Requirement> Please repeat all the entries. Nothing may differ.

Input data>
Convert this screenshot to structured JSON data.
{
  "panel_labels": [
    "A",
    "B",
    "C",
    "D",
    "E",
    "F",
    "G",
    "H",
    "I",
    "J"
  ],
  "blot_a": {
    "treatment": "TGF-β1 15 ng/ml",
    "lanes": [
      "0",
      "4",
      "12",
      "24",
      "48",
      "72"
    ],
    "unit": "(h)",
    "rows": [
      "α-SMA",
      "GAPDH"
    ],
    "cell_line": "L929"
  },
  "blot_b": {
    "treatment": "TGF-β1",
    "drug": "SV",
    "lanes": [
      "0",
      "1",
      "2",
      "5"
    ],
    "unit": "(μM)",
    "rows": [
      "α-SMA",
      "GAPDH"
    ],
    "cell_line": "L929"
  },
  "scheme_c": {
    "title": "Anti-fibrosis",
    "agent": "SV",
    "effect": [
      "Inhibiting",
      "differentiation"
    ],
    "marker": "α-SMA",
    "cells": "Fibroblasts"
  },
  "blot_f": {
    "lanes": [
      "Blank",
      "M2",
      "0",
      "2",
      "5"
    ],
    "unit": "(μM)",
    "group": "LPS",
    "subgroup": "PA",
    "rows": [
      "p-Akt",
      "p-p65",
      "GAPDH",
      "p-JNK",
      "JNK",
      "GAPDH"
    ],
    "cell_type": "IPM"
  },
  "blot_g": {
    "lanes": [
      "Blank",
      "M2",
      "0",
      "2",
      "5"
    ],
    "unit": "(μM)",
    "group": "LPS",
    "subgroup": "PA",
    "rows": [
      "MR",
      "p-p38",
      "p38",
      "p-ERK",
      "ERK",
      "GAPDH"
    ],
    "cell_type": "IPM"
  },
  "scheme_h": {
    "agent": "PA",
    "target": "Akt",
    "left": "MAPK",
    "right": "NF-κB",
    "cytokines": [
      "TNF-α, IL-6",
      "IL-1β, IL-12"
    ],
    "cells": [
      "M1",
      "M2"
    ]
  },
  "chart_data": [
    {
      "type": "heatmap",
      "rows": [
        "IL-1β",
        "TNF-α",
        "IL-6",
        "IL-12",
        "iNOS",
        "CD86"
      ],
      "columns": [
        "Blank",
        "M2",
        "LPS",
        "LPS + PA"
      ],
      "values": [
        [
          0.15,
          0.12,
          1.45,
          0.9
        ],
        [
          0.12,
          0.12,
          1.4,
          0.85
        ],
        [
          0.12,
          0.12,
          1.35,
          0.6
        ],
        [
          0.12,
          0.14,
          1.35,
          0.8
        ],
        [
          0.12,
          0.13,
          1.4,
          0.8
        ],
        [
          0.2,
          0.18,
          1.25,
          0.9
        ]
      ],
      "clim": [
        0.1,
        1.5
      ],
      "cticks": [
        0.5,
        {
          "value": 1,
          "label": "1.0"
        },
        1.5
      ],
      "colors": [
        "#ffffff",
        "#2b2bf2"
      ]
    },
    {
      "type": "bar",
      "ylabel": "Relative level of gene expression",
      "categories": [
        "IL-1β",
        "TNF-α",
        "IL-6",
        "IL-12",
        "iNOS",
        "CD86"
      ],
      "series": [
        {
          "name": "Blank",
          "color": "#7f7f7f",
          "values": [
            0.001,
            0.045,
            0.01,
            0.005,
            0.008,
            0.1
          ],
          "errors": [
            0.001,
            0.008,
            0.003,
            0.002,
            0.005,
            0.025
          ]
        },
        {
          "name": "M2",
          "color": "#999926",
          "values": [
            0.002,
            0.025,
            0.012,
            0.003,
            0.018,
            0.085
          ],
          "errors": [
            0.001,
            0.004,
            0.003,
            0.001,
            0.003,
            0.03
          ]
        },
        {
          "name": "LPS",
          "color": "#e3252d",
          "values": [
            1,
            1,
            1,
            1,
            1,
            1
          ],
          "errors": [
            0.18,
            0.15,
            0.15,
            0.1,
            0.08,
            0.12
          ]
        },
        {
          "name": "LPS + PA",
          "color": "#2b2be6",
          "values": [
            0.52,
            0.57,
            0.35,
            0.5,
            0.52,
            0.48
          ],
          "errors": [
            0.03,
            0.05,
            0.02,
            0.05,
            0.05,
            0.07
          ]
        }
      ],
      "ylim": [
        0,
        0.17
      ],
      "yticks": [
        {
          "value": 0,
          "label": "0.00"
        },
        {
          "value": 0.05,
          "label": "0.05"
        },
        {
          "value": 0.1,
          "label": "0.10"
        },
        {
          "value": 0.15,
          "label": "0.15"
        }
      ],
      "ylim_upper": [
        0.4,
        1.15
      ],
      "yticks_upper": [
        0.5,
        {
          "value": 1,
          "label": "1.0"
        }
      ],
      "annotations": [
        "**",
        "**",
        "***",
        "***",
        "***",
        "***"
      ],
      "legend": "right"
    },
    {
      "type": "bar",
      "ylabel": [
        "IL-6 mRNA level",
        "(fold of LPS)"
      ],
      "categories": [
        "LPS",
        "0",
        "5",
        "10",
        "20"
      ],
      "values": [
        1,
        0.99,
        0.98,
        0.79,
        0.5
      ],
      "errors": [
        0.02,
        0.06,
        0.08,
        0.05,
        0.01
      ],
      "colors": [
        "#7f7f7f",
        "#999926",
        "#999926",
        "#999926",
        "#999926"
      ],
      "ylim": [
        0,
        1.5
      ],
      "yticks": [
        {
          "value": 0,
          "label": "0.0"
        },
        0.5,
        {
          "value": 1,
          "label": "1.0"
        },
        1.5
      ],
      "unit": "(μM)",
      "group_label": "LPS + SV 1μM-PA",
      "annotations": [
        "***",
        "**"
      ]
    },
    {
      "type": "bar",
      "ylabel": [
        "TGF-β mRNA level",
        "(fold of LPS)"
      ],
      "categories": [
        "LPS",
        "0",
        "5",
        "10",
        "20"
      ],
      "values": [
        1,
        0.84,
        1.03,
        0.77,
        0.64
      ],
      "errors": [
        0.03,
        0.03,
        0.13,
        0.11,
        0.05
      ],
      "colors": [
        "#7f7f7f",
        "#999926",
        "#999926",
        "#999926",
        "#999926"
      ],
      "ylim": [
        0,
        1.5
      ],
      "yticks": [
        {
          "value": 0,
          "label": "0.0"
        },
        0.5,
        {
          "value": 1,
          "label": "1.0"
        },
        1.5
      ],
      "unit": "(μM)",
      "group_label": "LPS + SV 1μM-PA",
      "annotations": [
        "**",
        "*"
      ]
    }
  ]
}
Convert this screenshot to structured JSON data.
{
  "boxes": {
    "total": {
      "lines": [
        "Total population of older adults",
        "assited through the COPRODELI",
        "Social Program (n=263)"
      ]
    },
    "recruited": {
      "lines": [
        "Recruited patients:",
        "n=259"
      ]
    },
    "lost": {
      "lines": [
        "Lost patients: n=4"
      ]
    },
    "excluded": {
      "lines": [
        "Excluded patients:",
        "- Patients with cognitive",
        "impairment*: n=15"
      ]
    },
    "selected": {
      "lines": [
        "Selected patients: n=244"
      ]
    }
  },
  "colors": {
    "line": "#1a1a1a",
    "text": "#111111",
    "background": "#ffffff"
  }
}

Exercise response>
Convert this screenshot to structured JSON data.
{
  "panel_labels": [
    "A",
    "B",
    "C",
    "D",
    "E",
    "F",
    "G",
    "H",
    "I",
    "J"
  ],
  "blot_a": {
    "treatment": "TGF-β1 15 ng/ml",
    "lanes": [
      "0",
      "4",
      "12",
      "24",
      "48",
      "72"
    ],
    "unit": "(h)",
    "rows": [
      "α-SMA",
      "GAPDH"
    ],
    "cell_line": "L929"
  },
  "blot_b": {
    "treatment": "TGF-β1",
    "drug": "SV",
    "lanes": [
      "0",
      "1",
      "2",
      "5"
    ],
    "unit": "(μM)",
    "rows": [
      "α-SMA",
      "GAPDH"
    ],
    "cell_line": "L929"
  },
  "scheme_c": {
    "title": "Anti-fibrosis",
    "agent": "SV",
    "effect": [
      "Inhibiting",
      "differentiation"
    ],
    "marker": "α-SMA",
    "cells": "Fibroblasts"
  },
  "blot_f": {
    "lanes": [
      "Blank",
      "M2",
      "0",
      "2",
      "5"
    ],
    "unit": "(μM)",
    "group": "LPS",
    "subgroup": "PA",
    "rows": [
      "p-Akt",
      "p-p65",
      "GAPDH",
      "p-JNK",
      "JNK",
      "GAPDH"
    ],
    "cell_type": "IPM"
  },
  "blot_g": {
    "lanes": [
      "Blank",
      "M2",
      "0",
      "2",
      "5"
    ],
    "unit": "(μM)",
    "group": "LPS",
    "subgroup": "PA",
    "rows": [
      "MR",
      "p-p38",
      "p38",
      "p-ERK",
      "ERK",
      "GAPDH"
    ],
    "cell_type": "IPM"
  },
  "scheme_h": {
    "agent": "PA",
    "target": "Akt",
    "left": "MAPK",
    "right": "NF-κB",
    "cytokines": [
      "TNF-α, IL-6",
      "IL-1β, IL-12"
    ],
    "cells": [
      "M1",
      "M2"
    ]
  },
  "chart_data": [
    {
      "type": "heatmap",
      "rows": [
        "IL-1β",
        "TNF-α",
        "IL-6",
        "IL-12",
        "iNOS",
        "CD86"
      ],
      "columns": [
        "Blank",
        "M2",
        "LPS",
        "LPS + PA"
      ],
      "values": [
        [
          0.15,
          0.12,
          1.45,
          0.9
        ],
        [
          0.12,
          0.12,
          1.4,
          0.85
        ],
        [
          0.12,
          0.12,
          1.35,
          0.6
        ],
        [
          0.12,
          0.14,
          1.35,
          0.8
        ],
        [
          0.12,
          0.13,
          1.4,
          0.8
        ],
        [
          0.2,
          0.18,
          1.25,
          0.9
        ]
      ],
      "clim": [
        0.1,
        1.5
      ],
      "cticks": [
        0.5,
        {
          "value": 1,
          "label": "1.0"
        },
        1.5
      ],
      "colors": [
        "#ffffff",
        "#2b2bf2"
      ]
    },
    {
      "type": "bar",
      "ylabel": "Relative level of gene expression",
      "categories": [
        "IL-1β",
        "TNF-α",
        "IL-6",
        "IL-12",
        "iNOS",
        "CD86"
      ],
      "series": [
        {
          "name": "Blank",
          "color": "#7f7f7f",
          "values": [
            0.001,
            0.045,
            0.01,
            0.005,
            0.008,
            0.1
          ],
          "errors": [
            0.001,
            0.008,
            0.003,
            0.002,
            0.005,
            0.025
          ]
        },
        {
          "name": "M2",
          "color": "#999926",
          "values": [
            0.002,
            0.025,
            0.012,
            0.003,
            0.018,
            0.085
          ],
          "errors": [
            0.001,
            0.004,
            0.003,
            0.001,
            0.003,
            0.03
          ]
        },
        {
          "name": "LPS",
          "color": "#e3252d",
          "values": [
            1,
            1,
            1,
            1,
            1,
            1
          ],
          "errors": [
            0.18,
            0.15,
            0.15,
            0.1,
            0.08,
            0.12
          ]
        },
        {
          "name": "LPS + PA",
          "color": "#2b2be6",
          "values": [
            0.52,
            0.57,
            0.35,
            0.5,
            0.52,
            0.48
          ],
          "errors": [
            0.03,
            0.05,
            0.02,
            0.05,
            0.05,
            0.07
          ]
        }
      ],
      "ylim": [
        0,
        0.17
      ],
      "yticks": [
        {
          "value": 0,
          "label": "0.00"
        },
        {
          "value": 0.05,
          "label": "0.05"
        },
        {
          "value": 0.1,
          "label": "0.10"
        },
        {
          "value": 0.15,
          "label": "0.15"
        }
      ],
      "ylim_upper": [
        0.4,
        1.15
      ],
      "yticks_upper": [
        0.5,
        {
          "value": 1,
          "label": "1.0"
        }
      ],
      "annotations": [
        "**",
        "**",
        "***",
        "***",
        "***",
        "***"
      ],
      "legend": "right"
    },
    {
      "type": "bar",
      "ylabel": [
        "IL-6 mRNA level",
        "(fold of LPS)"
      ],
      "categories": [
        "LPS",
        "0",
        "5",
        "10",
        "20"
      ],
      "values": [
        1,
        0.99,
        0.98,
        0.79,
        0.5
      ],
      "errors": [
        0.02,
        0.06,
        0.08,
        0.05,
        0.01
      ],
      "colors": [
        "#7f7f7f",
        "#999926",
        "#999926",
        "#999926",
        "#999926"
      ],
      "ylim": [
        0,
        1.5
      ],
      "yticks": [
        {
          "value": 0,
          "label": "0.0"
        },
        0.5,
        {
          "value": 1,
          "label": "1.0"
        },
        1.5
      ],
      "unit": "(μM)",
      "group_label": "LPS + SV 1μM-PA",
      "annotations": [
        "***",
        "**"
      ]
    },
    {
      "type": "bar",
      "ylabel": [
        "TGF-β mRNA level",
        "(fold of LPS)"
      ],
      "categories": [
        "LPS",
        "0",
        "5",
        "10",
        "20"
      ],
      "values": [
        1,
        0.84,
        1.03,
        0.77,
        0.64
      ],
      "errors": [
        0.03,
        0.03,
        0.13,
        0.11,
        0.05
      ],
      "colors": [
        "#7f7f7f",
        "#999926",
        "#999926",
        "#999926",
        "#999926"
      ],
      "ylim": [
        0,
        1.5
      ],
      "yticks": [
        {
          "value": 0,
          "label": "0.0"
        },
        0.5,
        {
          "value": 1,
          "label": "1.0"
        },
        1.5
      ],
      "unit": "(μM)",
      "group_label": "LPS + SV 1μM-PA",
      "annotations": [
        "**",
        "*"
      ]
    }
  ]
}
Convert this screenshot to structured JSON data.
{
  "boxes": {
    "total": {
      "lines": [
        "Total population of older adults",
        "assited through the COPRODELI",
        "Social Program (n=263)"
      ]
    },
    "recruited": {
      "lines": [
        "Recruited patients:",
        "n=259"
      ]
    },
    "lost": {
      "lines": [
        "Lost patients: n=4"
      ]
    },
    "excluded": {
      "lines": [
        "Excluded patients:",
        "- Patients with cognitive",
        "impairment*: n=15"
      ]
    },
    "selected": {
      "lines": [
        "Selected patients: n=244"
      ]
    }
  },
  "colors": {
    "line": "#1a1a1a",
    "text": "#111111",
    "background": "#ffffff"
  }
}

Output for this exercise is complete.